» QUOTED PASSAGE
□ □ □ □

Examining Categorical Data

After learning the basics of data and examining numerical data a bit more closely, today we'll jump into a closer look at categorical data. This is mostly section 1.7 of our text, which is the last section that we'll do in chapter 1.

A little data

Let's start small today by taking a look at our class data:

Gender Age Height Eye Color Major
f 18 5.333333 green market
f 18 5.083333 brown Bio
m 31 6.250000 brown Acct
m 20 6.583333 blue Comm
m 31 6.166667 blue Mgmt
m 20 5.750000 hazel Geo & Eco
m 49 5.916667 hazel Mechatronics
f 28 5.666667 green Anthro & Health
f 22 5.583333 brown Psychology

Recall that this comes from our class forum question; I updated our Scraping our class data demo to clean this up, too.

Frequency tables and bar plots

A simple way to get a handle on one categorical variable is through a frequency table. Here's the frequency table for Eye Color in this data frame:

Green Brown Blue Hazel
2 3 2 2

Sometimes, it's easier to visualize this with a picture called a bar plot:

Note that bar plots look a lot like histograms but it's important to keep them distinct. A bar plot represents counts of categorical data while a histogram represents counts in some range of numerical data.

Contingency tables

If we'd like to explore any possible relationship between two categorical variables, we can use a contingency table. Here's the contingency table for gender and eye color:

G\EC blue brown green hazel
f 0 2 2 0
m 2 1 0 2

Often, it's useful to include row and column sums as margins:

G\EC blue brown green hazel All
f 0 2 2 0 4
m 2 1 0 2 5
All 2 3 2 2 9

We could even use proportions, as we'll see in just a bit.

Stacked bar plots

We can expand the bar plot idea to account for and visualize two categorical variables. This is called a stacked bar plot:

Mosaic plots

Another tools to visualize a pair of categorical variables that is more tightly tied to contingency tables is calles a mosaic plot:

A lotta data

Now let's examine the same stuff for a lot of data. We'll do so by applying Python to our CDC dataset.

Here's our basic imports:

In [1]:
%matplotlib inline
import pandas as pd

We'll compute a couple more special tools when we need them.

Getting the data

Recall that we can import our CDC data right off of the web:

In [2]:
df = pd.read_csv('https://www.marksmath.org/data/cdc.csv')
df.head()
Out[2]:
genhlth exerany hlthplan smoke100 height weight wtdesire age gender
0 good 0 1 0 70 175 175 77 m
1 good 0 1 1 64 125 115 33 f
2 good 1 1 1 60 105 105 49 f
3 good 1 1 0 66 132 124 42 f
4 very good 0 1 0 61 150 130 55 f

A contingency table and bar plot

Here's how to generate a frequency table for the genhlth variable:

In [3]:
value_counts = df['genhlth'].value_counts()

□ □ □ □

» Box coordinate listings
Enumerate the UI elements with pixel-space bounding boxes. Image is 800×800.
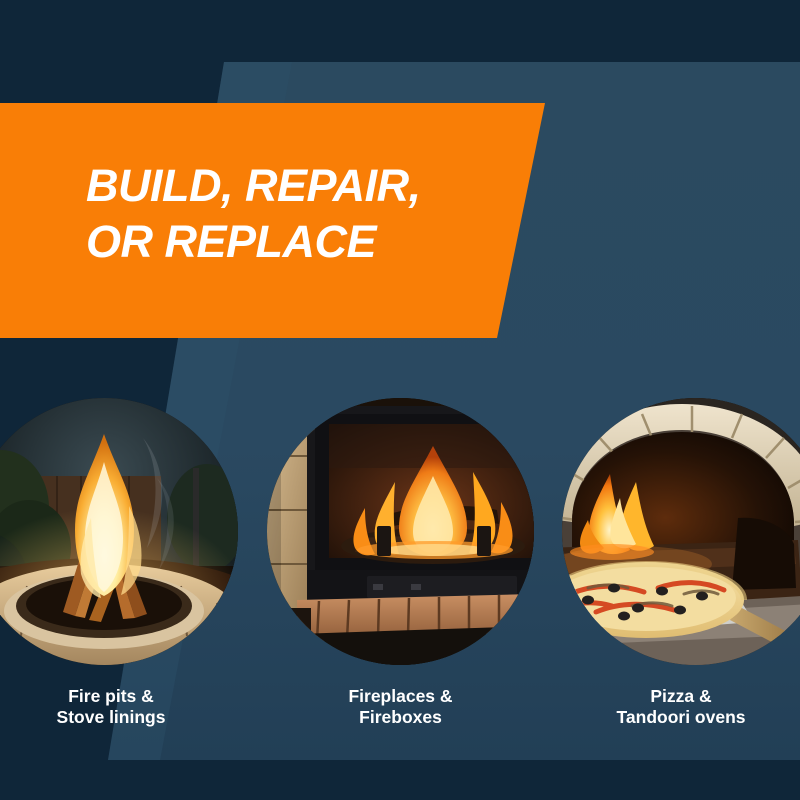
page-title: BUILD, REPAIR, OR REPLACE <box>86 158 506 270</box>
caption-fireplaces: Fireplaces & Fireboxes <box>267 686 534 728</box>
promotional-poster: BUILD, REPAIR, OR REPLACE <box>0 0 800 800</box>
fireplace-photo <box>267 398 534 665</box>
caption-pizza-ovens: Pizza & Tandoori ovens <box>562 686 800 728</box>
caption-fire-pits: Fire pits & Stove linings <box>0 686 222 728</box>
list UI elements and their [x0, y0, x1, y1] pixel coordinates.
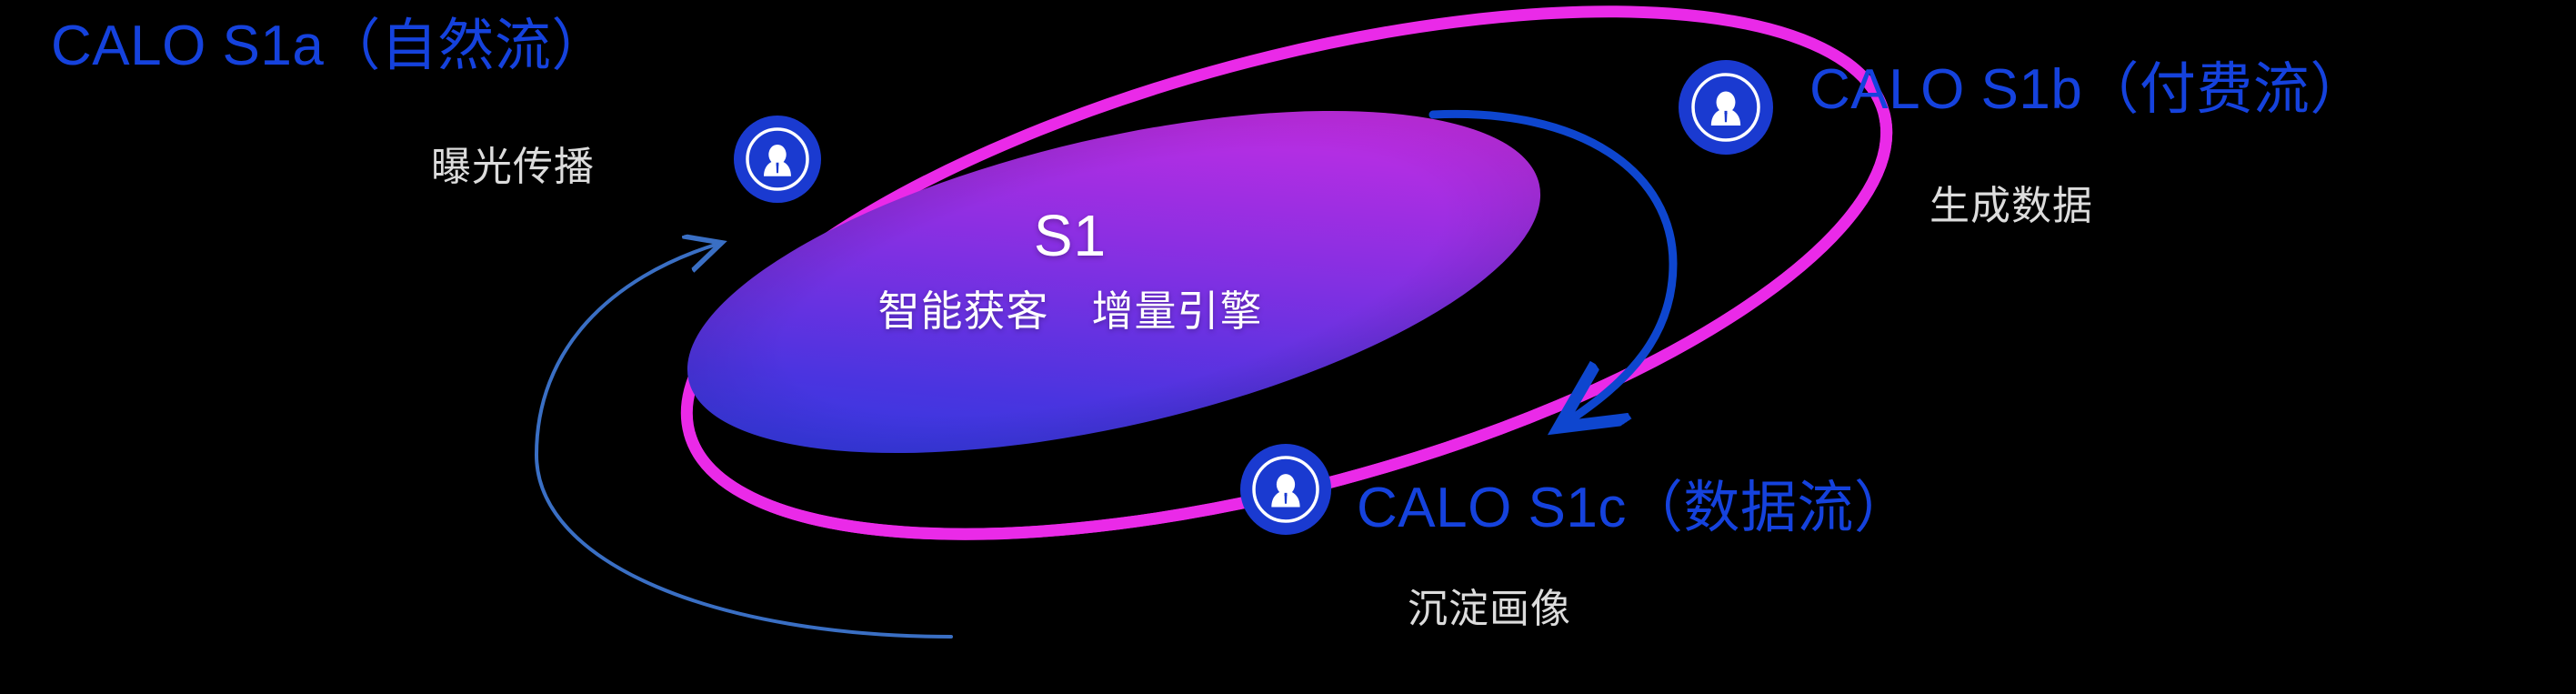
diagram-canvas: S1 智能获客 增量引擎 CALO S1a（自然流） 曝光传播 CALO S1b… [0, 0, 2576, 694]
node-s1c[interactable] [1240, 444, 1331, 535]
core-title: S1 [661, 202, 1479, 269]
node-s1b[interactable] [1679, 60, 1773, 155]
orbit-diagram [0, 0, 2576, 694]
node-s1a[interactable] [734, 116, 821, 203]
core-subtitle: 智能获客 增量引擎 [661, 278, 1479, 338]
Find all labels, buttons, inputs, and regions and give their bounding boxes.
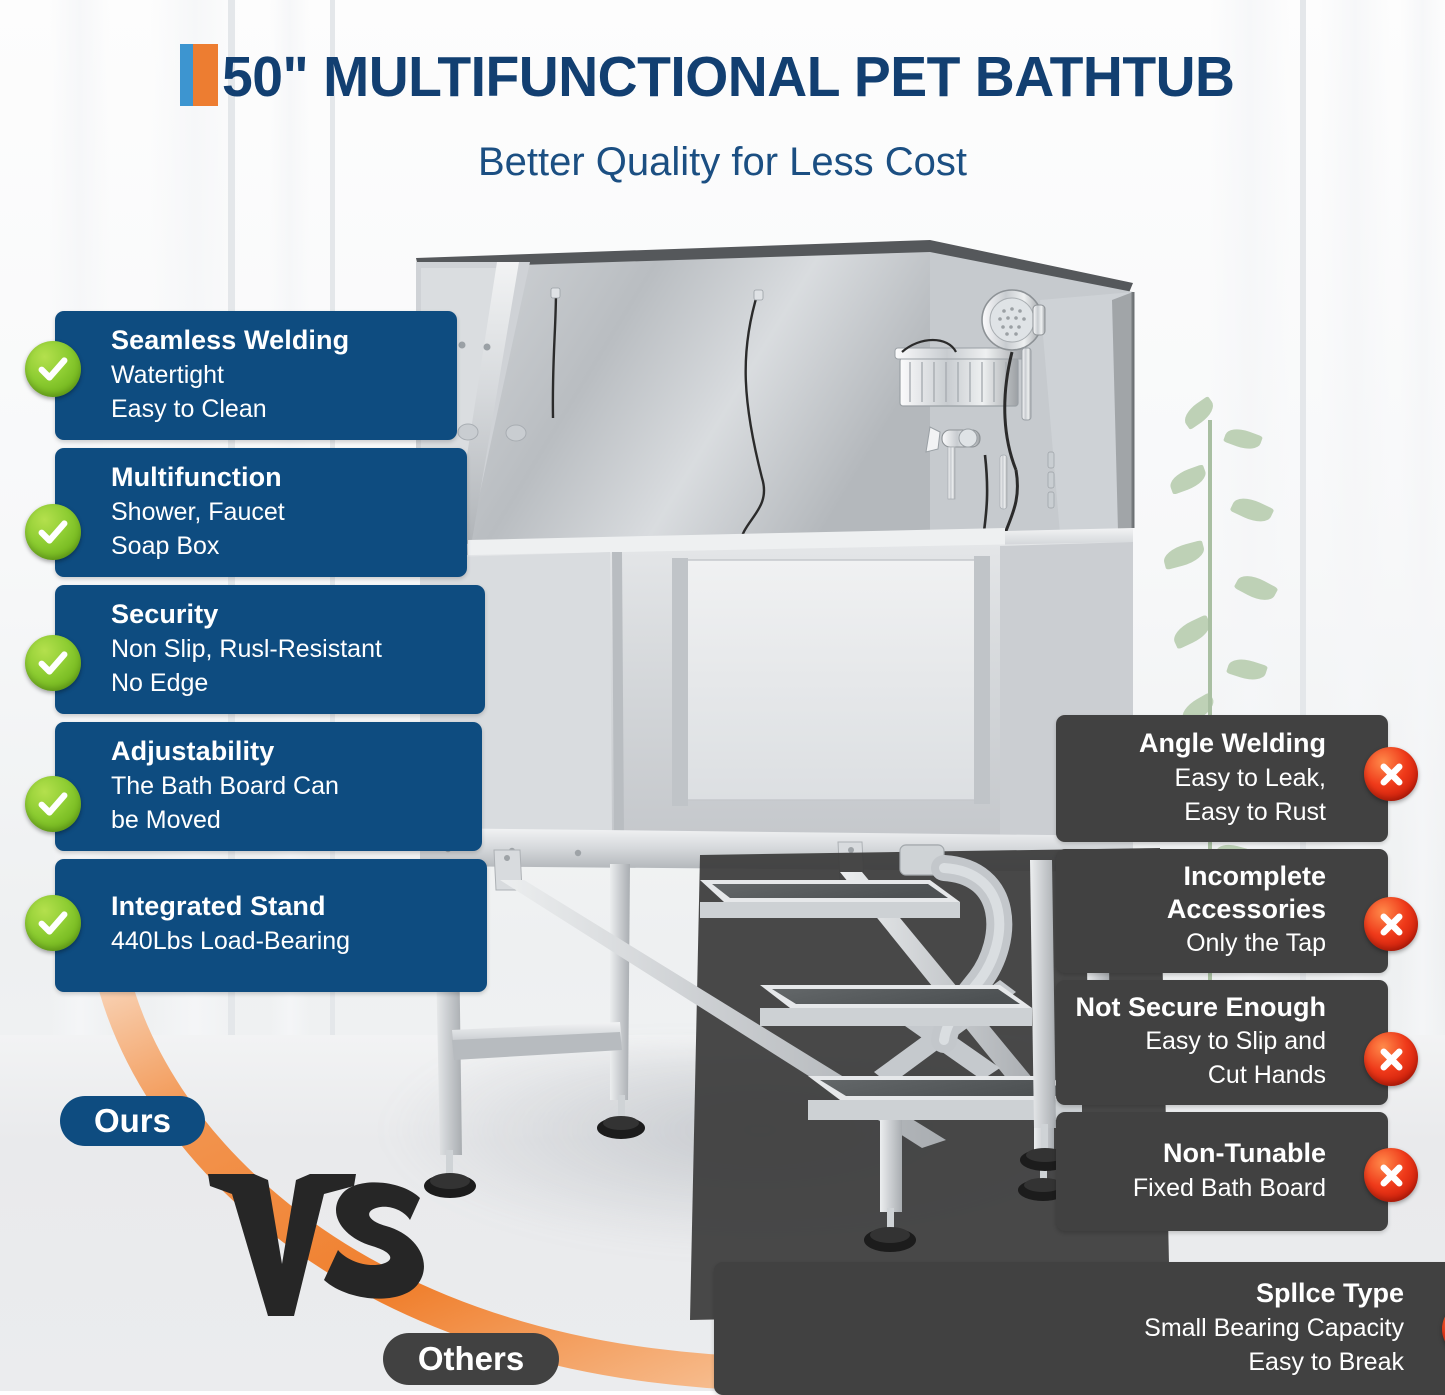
pro-item-security[interactable]: Security Non Slip, Rusl-Resistant No Edg… [55, 585, 485, 714]
pro-line: be Moved [111, 803, 466, 837]
ours-badge: Ours [60, 1096, 205, 1146]
con-item-non-tunable[interactable]: Non-Tunable Fixed Bath Board [1056, 1112, 1388, 1231]
vs-label [206, 1168, 426, 1318]
cross-icon [1364, 1032, 1418, 1086]
con-line: Easy to Break [730, 1345, 1404, 1379]
cons-list: Angle Welding Easy to Leak, Easy to Rust… [1056, 715, 1388, 1238]
pro-line: Non Slip, Rusl-Resistant [111, 632, 469, 666]
con-line: Easy to Rust [1072, 795, 1326, 829]
pro-item-integrated-stand[interactable]: Integrated Stand 440Lbs Load-Bearing [55, 859, 487, 992]
page-subtitle: Better Quality for Less Cost [0, 140, 1445, 185]
con-item-incomplete-accessories[interactable]: Incomplete Accessories Only the Tap [1056, 849, 1388, 973]
check-icon [25, 504, 81, 560]
check-icon [25, 776, 81, 832]
pro-line: No Edge [111, 666, 469, 700]
pro-line: 440Lbs Load-Bearing [111, 924, 471, 958]
check-icon [25, 341, 81, 397]
pro-item-seamless-welding[interactable]: Seamless Welding Watertight Easy to Clea… [55, 311, 457, 440]
check-icon [25, 895, 81, 951]
check-icon [25, 635, 81, 691]
con-item-spllce-type[interactable]: Spllce Type Small Bearing Capacity Easy … [714, 1262, 1445, 1395]
accent-bar-blue [180, 44, 193, 106]
title-accent-bars [180, 44, 218, 106]
pro-line: The Bath Board Can [111, 769, 466, 803]
con-line: Small Bearing Capacity [730, 1311, 1404, 1345]
pro-title: Seamless Welding [111, 323, 441, 358]
con-line: Only the Tap [1072, 926, 1326, 960]
page-title: 50" MULTIFUNCTIONAL PET BATHTUB [222, 46, 1235, 108]
pro-title: Multifunction [111, 460, 451, 495]
pro-line: Shower, Faucet [111, 495, 451, 529]
pro-item-multifunction[interactable]: Multifunction Shower, Faucet Soap Box [55, 448, 467, 577]
pro-title: Integrated Stand [111, 889, 471, 924]
con-line: Cut Hands [1072, 1058, 1326, 1092]
con-title: Spllce Type [730, 1276, 1404, 1311]
pro-line: Soap Box [111, 529, 451, 563]
cross-icon [1364, 747, 1418, 801]
pro-title: Security [111, 597, 469, 632]
con-title: Angle Welding [1072, 726, 1326, 761]
pro-title: Adjustability [111, 734, 466, 769]
pro-line: Easy to Clean [111, 392, 441, 426]
con-title: Not Secure Enough [1072, 991, 1326, 1024]
pro-item-adjustability[interactable]: Adjustability The Bath Board Can be Move… [55, 722, 482, 851]
cross-icon [1364, 1148, 1418, 1202]
con-title: Incomplete Accessories [1072, 860, 1326, 926]
accent-bar-orange [193, 44, 218, 106]
cross-icon [1364, 897, 1418, 951]
con-title: Non-Tunable [1072, 1136, 1326, 1171]
con-line: Fixed Bath Board [1072, 1171, 1326, 1205]
con-line: Easy to Slip and [1072, 1024, 1326, 1058]
page-header: 50" MULTIFUNCTIONAL PET BATHTUB [0, 44, 1445, 108]
pros-list: Seamless Welding Watertight Easy to Clea… [55, 311, 455, 1000]
con-line: Easy to Leak, [1072, 761, 1326, 795]
bath-board [680, 560, 980, 800]
pro-line: Watertight [111, 358, 441, 392]
con-item-angle-welding[interactable]: Angle Welding Easy to Leak, Easy to Rust [1056, 715, 1388, 842]
con-item-not-secure-enough[interactable]: Not Secure Enough Easy to Slip and Cut H… [1056, 980, 1388, 1105]
others-badge: Others [383, 1333, 559, 1385]
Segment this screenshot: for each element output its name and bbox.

□ □ □ □

» GIVEN TASK 1
According to the categorical data lesson, why should bar plots be kept distinct from histograms even though they look alike? Answer in one to three sentences.
» GIVEN TASK 2
Retype the part of the categorical data lesson from "Now let's examine" to "we need them." with no changes.
Work from the categorical data lesson alone.

» FULL SOLUTION 1
They show different kinds of counts. A bar plot represents counts of categorical data, while a histogram represents counts within some range of numerical data.

» FULL SOLUTION 2
Now let's examine the same stuff for a lot of data. We'll do so by applying Python to our CDC dataset.

Here's our basic imports:

In [1]:
%matplotlib inline
import pandas as pd

We'll compute a couple more special tools when we need them.